→ **What the exercise asks**
Repeat the records below exactly, leaving out any pictures.

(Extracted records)
--- Begin ---

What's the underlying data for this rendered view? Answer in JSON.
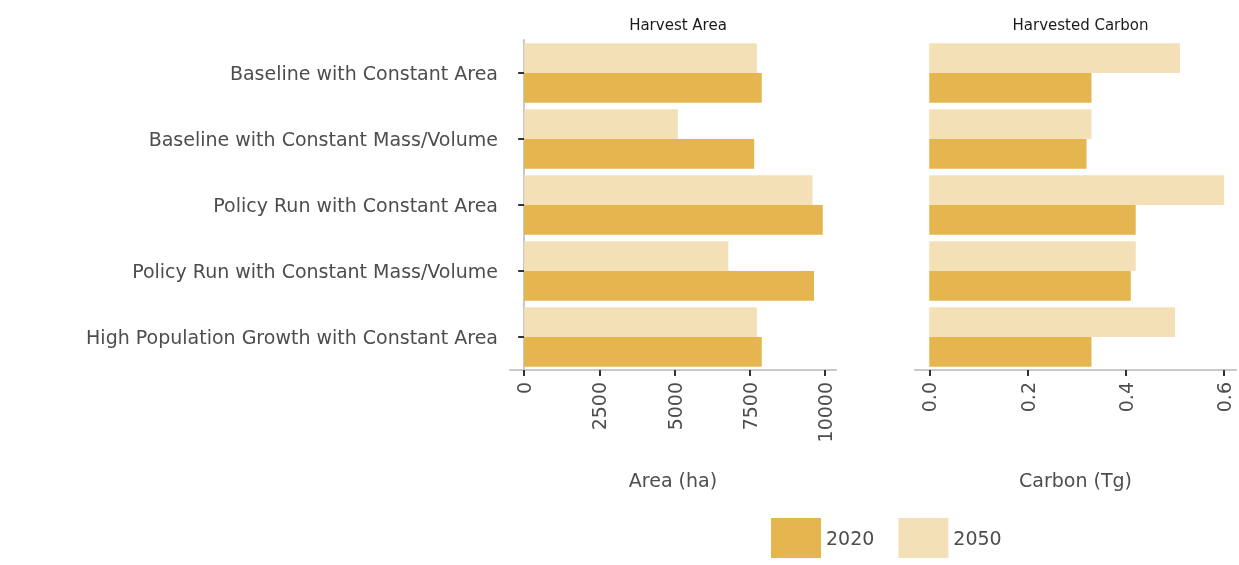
{
  "chart_data": [
    {
      "type": "bar",
      "orientation": "horizontal",
      "title": "Harvest Area",
      "xlabel": "Area (ha)",
      "categories": [
        "Baseline with Constant Area",
        "Baseline with Constant Mass/Volume",
        "Policy Run with Constant Area",
        "Policy Run with Constant Mass/Volume",
        "High Population Growth with Constant Area"
      ],
      "series": [
        {
          "name": "2020",
          "color": "#e5b54f",
          "values": [
            7900,
            7650,
            9930,
            9640,
            7900
          ]
        },
        {
          "name": "2050",
          "color": "#f3e0b7",
          "values": [
            7740,
            5110,
            9590,
            6790,
            7740
          ]
        }
      ],
      "xlim": [
        -470,
        10370
      ],
      "xticks": [
        0,
        2500,
        5000,
        7500,
        10000
      ],
      "grid": false,
      "legend": "bottom"
    },
    {
      "type": "bar",
      "orientation": "horizontal",
      "title": "Harvested Carbon",
      "xlabel": "Carbon (Tg)",
      "categories": [
        null,
        null,
        null,
        null,
        null
      ],
      "series": [
        {
          "color": "#e5b54f",
          "values": [
            0.33,
            0.32,
            0.42,
            0.41,
            0.33
          ]
        },
        {
          "color": "#f3e0b7",
          "values": [
            0.51,
            0.33,
            0.6,
            0.42,
            0.5
          ]
        }
      ],
      "xlim": [
        -0.029,
        0.624
      ],
      "xticks": [
        {
          "value": 0,
          "label": "0.0"
        },
        {
          "value": 0.2,
          "label": "0.2"
        },
        {
          "value": 0.4,
          "label": "0.4"
        },
        {
          "value": 0.6,
          "label": "0.6"
        }
      ],
      "grid": false,
      "tick_labels": "x"
    }
  ]
}
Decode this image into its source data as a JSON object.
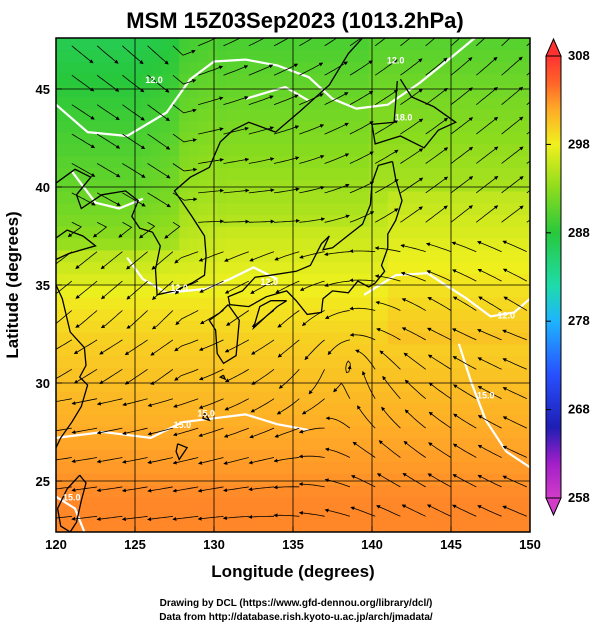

--- End ---

→ **In response**
What's the underlying data for this rendered view? Answer in JSON.
{
  "chart_data": [
    {
      "type": "bar",
      "orientation": "horizontal",
      "title": "Harvest Area",
      "xlabel": "Area (ha)",
      "categories": [
        "Baseline with Constant Area",
        "Baseline with Constant Mass/Volume",
        "Policy Run with Constant Area",
        "Policy Run with Constant Mass/Volume",
        "High Population Growth with Constant Area"
      ],
      "series": [
        {
          "name": "2020",
          "color": "#e5b54f",
          "values": [
            7900,
            7650,
            9930,
            9640,
            7900
          ]
        },
        {
          "name": "2050",
          "color": "#f3e0b7",
          "values": [
            7740,
            5110,
            9590,
            6790,
            7740
          ]
        }
      ],
      "xlim": [
        -470,
        10370
      ],
      "xticks": [
        0,
        2500,
        5000,
        7500,
        10000
      ],
      "grid": false,
      "legend": "bottom"
    },
    {
      "type": "bar",
      "orientation": "horizontal",
      "title": "Harvested Carbon",
      "xlabel": "Carbon (Tg)",
      "categories": [
        null,
        null,
        null,
        null,
        null
      ],
      "series": [
        {
          "color": "#e5b54f",
          "values": [
            0.33,
            0.32,
            0.42,
            0.41,
            0.33
          ]
        },
        {
          "color": "#f3e0b7",
          "values": [
            0.51,
            0.33,
            0.6,
            0.42,
            0.5
          ]
        }
      ],
      "xlim": [
        -0.029,
        0.624
      ],
      "xticks": [
        {
          "value": 0,
          "label": "0.0"
        },
        {
          "value": 0.2,
          "label": "0.2"
        },
        {
          "value": 0.4,
          "label": "0.4"
        },
        {
          "value": 0.6,
          "label": "0.6"
        }
      ],
      "grid": false,
      "tick_labels": "x"
    }
  ]
}
Decode this image into its source data as a JSON object.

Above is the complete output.